→ Dataset records:
---

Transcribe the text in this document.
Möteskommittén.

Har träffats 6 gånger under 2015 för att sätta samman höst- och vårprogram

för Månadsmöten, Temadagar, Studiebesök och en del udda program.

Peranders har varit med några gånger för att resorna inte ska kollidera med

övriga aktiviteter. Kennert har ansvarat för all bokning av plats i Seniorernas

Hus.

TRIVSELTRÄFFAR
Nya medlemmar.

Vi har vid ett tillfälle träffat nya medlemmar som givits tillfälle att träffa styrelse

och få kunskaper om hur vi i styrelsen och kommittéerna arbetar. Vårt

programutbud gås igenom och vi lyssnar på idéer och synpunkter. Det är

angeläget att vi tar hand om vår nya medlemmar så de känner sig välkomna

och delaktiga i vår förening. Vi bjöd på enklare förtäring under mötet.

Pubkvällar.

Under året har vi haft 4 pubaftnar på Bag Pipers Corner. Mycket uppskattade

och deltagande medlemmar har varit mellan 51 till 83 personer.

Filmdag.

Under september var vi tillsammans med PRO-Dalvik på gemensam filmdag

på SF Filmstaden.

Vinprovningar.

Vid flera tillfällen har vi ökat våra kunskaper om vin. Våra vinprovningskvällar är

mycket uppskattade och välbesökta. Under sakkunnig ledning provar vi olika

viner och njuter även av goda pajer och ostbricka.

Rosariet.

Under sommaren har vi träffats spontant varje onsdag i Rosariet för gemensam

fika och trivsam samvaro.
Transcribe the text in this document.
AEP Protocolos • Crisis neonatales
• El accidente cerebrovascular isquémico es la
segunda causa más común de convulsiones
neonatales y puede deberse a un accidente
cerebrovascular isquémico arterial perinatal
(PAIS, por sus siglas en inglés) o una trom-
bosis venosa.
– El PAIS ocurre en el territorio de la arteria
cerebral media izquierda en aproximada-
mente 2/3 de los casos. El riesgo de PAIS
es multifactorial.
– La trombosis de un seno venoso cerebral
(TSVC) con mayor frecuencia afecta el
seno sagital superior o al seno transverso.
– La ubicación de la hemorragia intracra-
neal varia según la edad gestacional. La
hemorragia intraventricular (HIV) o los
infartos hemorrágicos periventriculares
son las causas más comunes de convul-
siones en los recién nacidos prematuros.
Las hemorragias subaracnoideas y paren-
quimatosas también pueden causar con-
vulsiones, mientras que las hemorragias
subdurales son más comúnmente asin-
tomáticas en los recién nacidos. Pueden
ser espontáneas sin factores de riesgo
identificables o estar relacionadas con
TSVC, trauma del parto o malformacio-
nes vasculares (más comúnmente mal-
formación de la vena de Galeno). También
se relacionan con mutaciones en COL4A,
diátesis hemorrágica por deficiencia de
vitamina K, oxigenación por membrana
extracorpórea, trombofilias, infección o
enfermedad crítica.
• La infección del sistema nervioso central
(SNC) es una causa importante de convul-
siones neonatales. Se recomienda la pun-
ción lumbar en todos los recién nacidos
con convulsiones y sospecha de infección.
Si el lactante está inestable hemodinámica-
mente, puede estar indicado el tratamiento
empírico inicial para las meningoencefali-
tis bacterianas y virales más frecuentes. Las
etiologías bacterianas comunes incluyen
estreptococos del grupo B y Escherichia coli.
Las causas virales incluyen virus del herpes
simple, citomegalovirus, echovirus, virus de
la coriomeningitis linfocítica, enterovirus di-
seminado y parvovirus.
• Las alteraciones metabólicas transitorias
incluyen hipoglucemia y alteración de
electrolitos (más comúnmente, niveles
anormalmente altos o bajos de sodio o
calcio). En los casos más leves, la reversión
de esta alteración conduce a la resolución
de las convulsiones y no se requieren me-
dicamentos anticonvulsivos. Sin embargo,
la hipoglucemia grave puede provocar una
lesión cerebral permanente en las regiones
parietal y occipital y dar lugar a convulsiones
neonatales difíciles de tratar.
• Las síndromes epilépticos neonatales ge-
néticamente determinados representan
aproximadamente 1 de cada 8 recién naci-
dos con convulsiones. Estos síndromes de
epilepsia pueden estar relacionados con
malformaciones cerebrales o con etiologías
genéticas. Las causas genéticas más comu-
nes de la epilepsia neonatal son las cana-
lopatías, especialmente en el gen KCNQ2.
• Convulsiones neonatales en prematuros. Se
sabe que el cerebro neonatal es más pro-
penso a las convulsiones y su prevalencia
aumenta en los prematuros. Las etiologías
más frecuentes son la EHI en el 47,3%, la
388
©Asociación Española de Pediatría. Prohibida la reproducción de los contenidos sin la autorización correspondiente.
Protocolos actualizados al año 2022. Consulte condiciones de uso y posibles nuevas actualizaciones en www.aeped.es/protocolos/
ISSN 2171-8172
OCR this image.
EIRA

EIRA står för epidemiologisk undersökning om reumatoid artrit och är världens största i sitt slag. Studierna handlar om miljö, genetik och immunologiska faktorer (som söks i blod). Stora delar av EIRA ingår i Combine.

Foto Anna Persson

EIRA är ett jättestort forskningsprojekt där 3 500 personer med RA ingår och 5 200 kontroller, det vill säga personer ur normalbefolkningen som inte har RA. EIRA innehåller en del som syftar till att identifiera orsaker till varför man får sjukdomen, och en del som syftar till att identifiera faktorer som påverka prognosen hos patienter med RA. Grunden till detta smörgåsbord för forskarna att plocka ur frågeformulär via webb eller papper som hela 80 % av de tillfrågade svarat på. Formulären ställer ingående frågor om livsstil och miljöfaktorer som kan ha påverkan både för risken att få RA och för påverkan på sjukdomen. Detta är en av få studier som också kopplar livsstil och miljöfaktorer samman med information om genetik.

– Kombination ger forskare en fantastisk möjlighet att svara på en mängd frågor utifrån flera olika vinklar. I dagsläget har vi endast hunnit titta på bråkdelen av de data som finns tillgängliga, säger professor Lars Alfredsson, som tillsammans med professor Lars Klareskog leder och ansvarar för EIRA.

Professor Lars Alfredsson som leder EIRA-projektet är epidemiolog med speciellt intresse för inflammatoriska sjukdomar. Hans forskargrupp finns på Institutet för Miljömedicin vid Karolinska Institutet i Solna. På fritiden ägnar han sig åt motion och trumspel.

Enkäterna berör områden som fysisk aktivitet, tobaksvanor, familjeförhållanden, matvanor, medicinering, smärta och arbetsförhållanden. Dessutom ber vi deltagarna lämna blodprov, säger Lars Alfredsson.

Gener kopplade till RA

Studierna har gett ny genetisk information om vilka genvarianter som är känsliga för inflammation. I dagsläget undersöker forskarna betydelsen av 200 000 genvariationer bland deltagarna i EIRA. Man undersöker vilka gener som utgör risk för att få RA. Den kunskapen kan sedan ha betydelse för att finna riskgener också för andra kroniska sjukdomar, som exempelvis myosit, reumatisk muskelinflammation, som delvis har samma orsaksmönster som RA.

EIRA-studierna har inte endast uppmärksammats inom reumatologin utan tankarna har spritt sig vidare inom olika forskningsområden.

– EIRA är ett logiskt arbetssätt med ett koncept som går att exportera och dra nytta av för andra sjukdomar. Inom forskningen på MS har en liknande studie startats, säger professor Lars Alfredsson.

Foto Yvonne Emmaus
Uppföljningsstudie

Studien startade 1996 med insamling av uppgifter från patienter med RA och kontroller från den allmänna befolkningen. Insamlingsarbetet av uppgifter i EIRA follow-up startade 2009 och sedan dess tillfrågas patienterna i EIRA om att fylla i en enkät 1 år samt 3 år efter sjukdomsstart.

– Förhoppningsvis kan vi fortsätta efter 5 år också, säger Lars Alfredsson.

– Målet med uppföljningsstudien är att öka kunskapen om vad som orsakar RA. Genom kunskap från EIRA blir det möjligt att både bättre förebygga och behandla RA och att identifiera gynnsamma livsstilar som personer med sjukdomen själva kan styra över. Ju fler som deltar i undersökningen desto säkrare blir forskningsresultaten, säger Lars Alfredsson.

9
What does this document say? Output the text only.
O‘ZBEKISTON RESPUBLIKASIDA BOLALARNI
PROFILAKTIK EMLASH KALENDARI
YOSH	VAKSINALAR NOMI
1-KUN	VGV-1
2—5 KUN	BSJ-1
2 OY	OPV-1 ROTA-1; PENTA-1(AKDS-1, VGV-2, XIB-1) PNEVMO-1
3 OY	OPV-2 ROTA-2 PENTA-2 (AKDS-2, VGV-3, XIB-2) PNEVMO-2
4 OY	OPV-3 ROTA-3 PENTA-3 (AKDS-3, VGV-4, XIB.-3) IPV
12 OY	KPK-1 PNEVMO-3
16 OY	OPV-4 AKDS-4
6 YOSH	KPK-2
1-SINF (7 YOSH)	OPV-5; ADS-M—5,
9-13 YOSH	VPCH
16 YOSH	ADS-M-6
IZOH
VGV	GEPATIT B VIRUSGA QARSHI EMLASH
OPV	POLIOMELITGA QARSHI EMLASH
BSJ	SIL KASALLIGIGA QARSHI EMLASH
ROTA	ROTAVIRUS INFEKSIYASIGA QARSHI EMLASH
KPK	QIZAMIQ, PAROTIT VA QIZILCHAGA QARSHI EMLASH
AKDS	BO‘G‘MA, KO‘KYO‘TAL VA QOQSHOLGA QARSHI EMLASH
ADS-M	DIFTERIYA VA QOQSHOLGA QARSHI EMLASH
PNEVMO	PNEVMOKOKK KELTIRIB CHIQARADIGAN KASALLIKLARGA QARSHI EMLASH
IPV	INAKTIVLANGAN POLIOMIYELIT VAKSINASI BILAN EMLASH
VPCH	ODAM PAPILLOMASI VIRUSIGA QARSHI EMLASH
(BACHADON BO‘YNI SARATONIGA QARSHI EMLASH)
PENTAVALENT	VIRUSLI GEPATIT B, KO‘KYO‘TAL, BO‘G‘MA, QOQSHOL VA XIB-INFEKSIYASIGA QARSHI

---

→ WHAT IS REQUIRED: Establish how many lines of the data above contain "gemensam". State that number and no more.

→ RESULT OF THE TASK: 2